# [Given instruction]
Write out each line word for word. Drop pictures.

---- Data for the task

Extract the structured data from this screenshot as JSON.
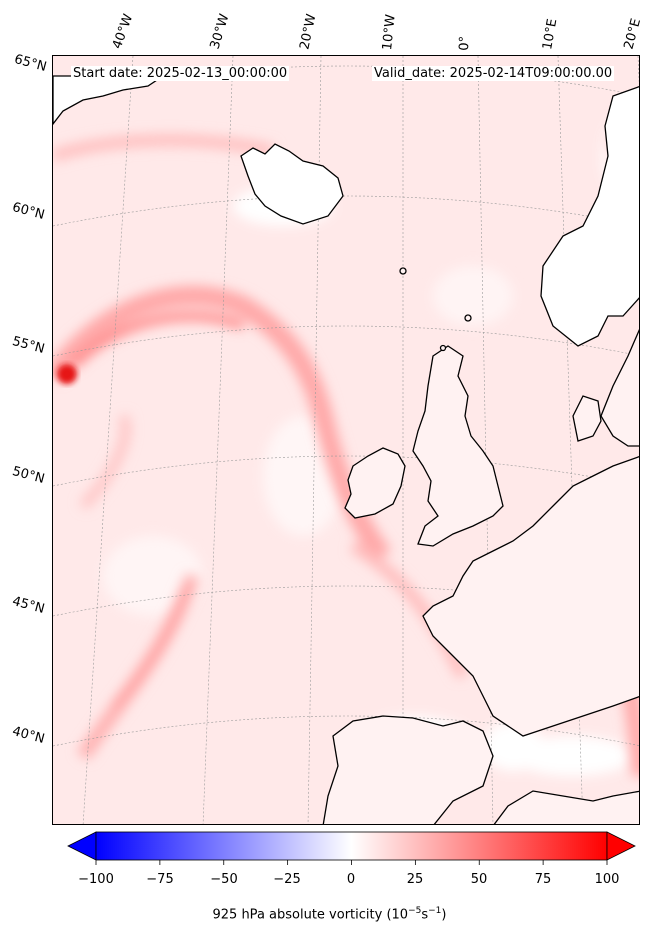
{
  "header": {
    "start_date": "Start date: 2025-02-13_00:00:00",
    "valid_date": "Valid_date: 2025-02-14T09:00:00.00"
  },
  "longitude_labels": [
    "40°W",
    "30°W",
    "20°W",
    "10°W",
    "0°",
    "10°E",
    "20°E"
  ],
  "latitude_labels": [
    "65°N",
    "60°N",
    "55°N",
    "50°N",
    "45°N",
    "40°N"
  ],
  "colorbar": {
    "ticks": [
      "−100",
      "−75",
      "−50",
      "−25",
      "0",
      "25",
      "50",
      "75",
      "100"
    ],
    "label_main": "925 hPa absolute vorticity (10",
    "label_exp1": "−5",
    "label_mid": "s",
    "label_exp2": "−1",
    "label_end": ")",
    "min": -100,
    "max": 100,
    "color_low": "#0000ff",
    "color_mid": "#ffffff",
    "color_high": "#ff0000"
  },
  "map": {
    "land_outline_color": "#000000",
    "ocean_field_color": "#ffecec"
  }
}
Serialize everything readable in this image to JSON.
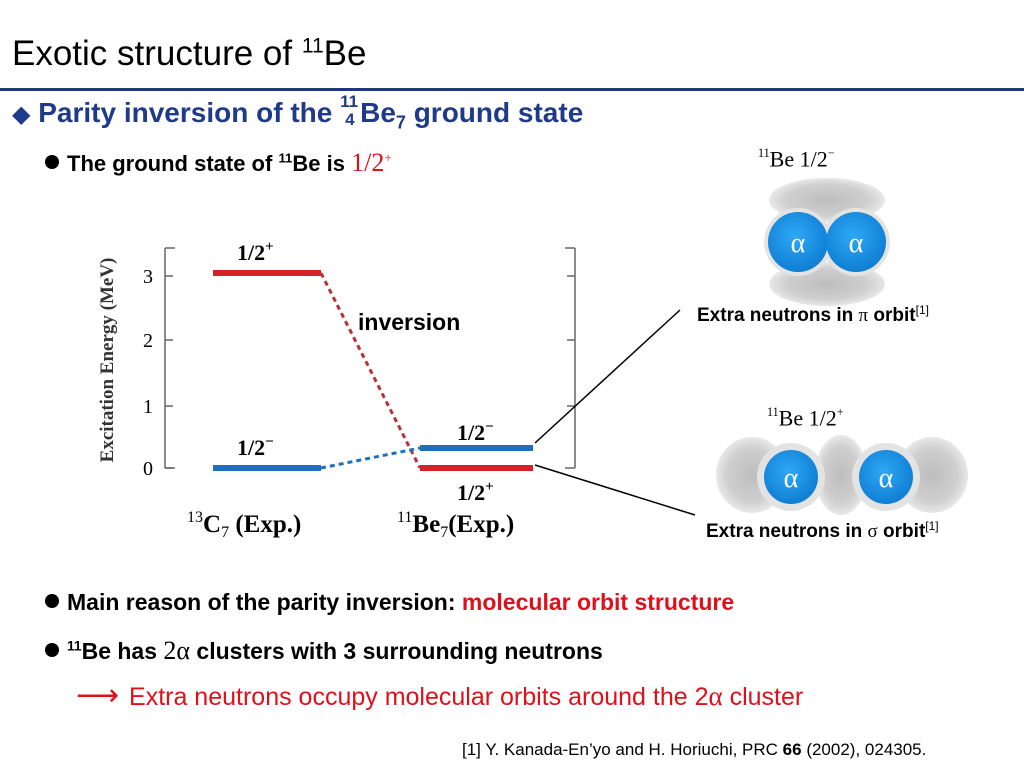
{
  "slide": {
    "title_prefix": "Exotic structure of ",
    "title_mass": "11",
    "title_element": "Be"
  },
  "heading": {
    "diamond": "◆",
    "prefix": "Parity inversion of the ",
    "mass": "11",
    "atomic": "4",
    "element": "Be",
    "neutrons": "7",
    "suffix": " ground state"
  },
  "bullet1": {
    "prefix": "The ground state of ",
    "mass": "11",
    "middle": "Be is ",
    "value": "1/2",
    "parity": "+"
  },
  "diagram": {
    "y_axis_label": "Excitation Energy (MeV)",
    "y_ticks": [
      "0",
      "1",
      "2",
      "3"
    ],
    "inversion_label": "inversion",
    "c13_levels": [
      {
        "label": "1/2",
        "parity": "+",
        "energy": 3.1,
        "color": "#d62226"
      },
      {
        "label": "1/2",
        "parity": "−",
        "energy": 0.0,
        "color": "#1f6fbf"
      }
    ],
    "be11_levels": [
      {
        "label": "1/2",
        "parity": "−",
        "energy": 0.32,
        "color": "#1f6fbf"
      },
      {
        "label": "1/2",
        "parity": "+",
        "energy": 0.0,
        "color": "#d62226"
      }
    ],
    "c13_caption": {
      "mass": "13",
      "element": "C",
      "neutrons": "7",
      "suffix": " (Exp.)"
    },
    "be11_caption": {
      "mass": "11",
      "element": "Be",
      "neutrons": "7",
      "suffix": "(Exp.)"
    }
  },
  "pi_panel": {
    "label_mass": "11",
    "label_text": "Be 1/2",
    "label_parity": "−",
    "alpha": "α",
    "caption_prefix": "Extra neutrons in ",
    "caption_symbol": "π",
    "caption_suffix": " orbit",
    "caption_ref": "[1]"
  },
  "sigma_panel": {
    "label_mass": "11",
    "label_text": "Be 1/2",
    "label_parity": "+",
    "alpha": "α",
    "caption_prefix": "Extra neutrons in ",
    "caption_symbol": "σ",
    "caption_suffix": " orbit",
    "caption_ref": "[1]"
  },
  "bullet2": {
    "prefix": "Main reason of the parity inversion: ",
    "highlight": "molecular orbit structure"
  },
  "bullet3": {
    "mass": "11",
    "prefix": "Be has ",
    "num": "2",
    "alpha": "α",
    "suffix": " clusters with 3 surrounding neutrons"
  },
  "arrow_line": {
    "arrow": "⟶",
    "text": "Extra neutrons occupy molecular orbits around the 2",
    "alpha": "α",
    "suffix": " cluster"
  },
  "reference": {
    "prefix": "[1] Y. Kanada-En’yo and H. Horiuchi, PRC ",
    "volume": "66",
    "suffix": " (2002), 024305."
  },
  "colors": {
    "title_rule": "#1e3a74",
    "heading": "#1f3a8a",
    "red_level": "#d62226",
    "blue_level": "#1f6fbf",
    "alpha_blue": "#1a8ee0",
    "highlight_red": "#e0101b"
  }
}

--------

# [Result]
Extract the structured data from this screenshot as JSON.
{
  "header": {
    "start_date": "Start date: 2025-02-13_00:00:00",
    "valid_date": "Valid_date: 2025-02-14T09:00:00.00"
  },
  "longitude_labels": [
    "40°W",
    "30°W",
    "20°W",
    "10°W",
    "0°",
    "10°E",
    "20°E"
  ],
  "latitude_labels": [
    "65°N",
    "60°N",
    "55°N",
    "50°N",
    "45°N",
    "40°N"
  ],
  "colorbar": {
    "ticks": [
      "−100",
      "−75",
      "−50",
      "−25",
      "0",
      "25",
      "50",
      "75",
      "100"
    ],
    "label_main": "925 hPa absolute vorticity (10",
    "label_exp1": "−5",
    "label_mid": "s",
    "label_exp2": "−1",
    "label_end": ")",
    "min": -100,
    "max": 100,
    "color_low": "#0000ff",
    "color_mid": "#ffffff",
    "color_high": "#ff0000"
  },
  "map": {
    "land_outline_color": "#000000",
    "ocean_field_color": "#ffecec"
  }
}
Serialize everything readable in this image to JSON.
{
  "slide": {
    "title_prefix": "Exotic structure of ",
    "title_mass": "11",
    "title_element": "Be"
  },
  "heading": {
    "diamond": "◆",
    "prefix": "Parity inversion of the ",
    "mass": "11",
    "atomic": "4",
    "element": "Be",
    "neutrons": "7",
    "suffix": " ground state"
  },
  "bullet1": {
    "prefix": "The ground state of ",
    "mass": "11",
    "middle": "Be is ",
    "value": "1/2",
    "parity": "+"
  },
  "diagram": {
    "y_axis_label": "Excitation Energy (MeV)",
    "y_ticks": [
      "0",
      "1",
      "2",
      "3"
    ],
    "inversion_label": "inversion",
    "c13_levels": [
      {
        "label": "1/2",
        "parity": "+",
        "energy": 3.1,
        "color": "#d62226"
      },
      {
        "label": "1/2",
        "parity": "−",
        "energy": 0.0,
        "color": "#1f6fbf"
      }
    ],
    "be11_levels": [
      {
        "label": "1/2",
        "parity": "−",
        "energy": 0.32,
        "color": "#1f6fbf"
      },
      {
        "label": "1/2",
        "parity": "+",
        "energy": 0.0,
        "color": "#d62226"
      }
    ],
    "c13_caption": {
      "mass": "13",
      "element": "C",
      "neutrons": "7",
      "suffix": " (Exp.)"
    },
    "be11_caption": {
      "mass": "11",
      "element": "Be",
      "neutrons": "7",
      "suffix": "(Exp.)"
    }
  },
  "pi_panel": {
    "label_mass": "11",
    "label_text": "Be 1/2",
    "label_parity": "−",
    "alpha": "α",
    "caption_prefix": "Extra neutrons in ",
    "caption_symbol": "π",
    "caption_suffix": " orbit",
    "caption_ref": "[1]"
  },
  "sigma_panel": {
    "label_mass": "11",
    "label_text": "Be 1/2",
    "label_parity": "+",
    "alpha": "α",
    "caption_prefix": "Extra neutrons in ",
    "caption_symbol": "σ",
    "caption_suffix": " orbit",
    "caption_ref": "[1]"
  },
  "bullet2": {
    "prefix": "Main reason of the parity inversion: ",
    "highlight": "molecular orbit structure"
  },
  "bullet3": {
    "mass": "11",
    "prefix": "Be has ",
    "num": "2",
    "alpha": "α",
    "suffix": " clusters with 3 surrounding neutrons"
  },
  "arrow_line": {
    "arrow": "⟶",
    "text": "Extra neutrons occupy molecular orbits around the 2",
    "alpha": "α",
    "suffix": " cluster"
  },
  "reference": {
    "prefix": "[1] Y. Kanada-En’yo and H. Horiuchi, PRC ",
    "volume": "66",
    "suffix": " (2002), 024305."
  },
  "colors": {
    "title_rule": "#1e3a74",
    "heading": "#1f3a8a",
    "red_level": "#d62226",
    "blue_level": "#1f6fbf",
    "alpha_blue": "#1a8ee0",
    "highlight_red": "#e0101b"
  }
}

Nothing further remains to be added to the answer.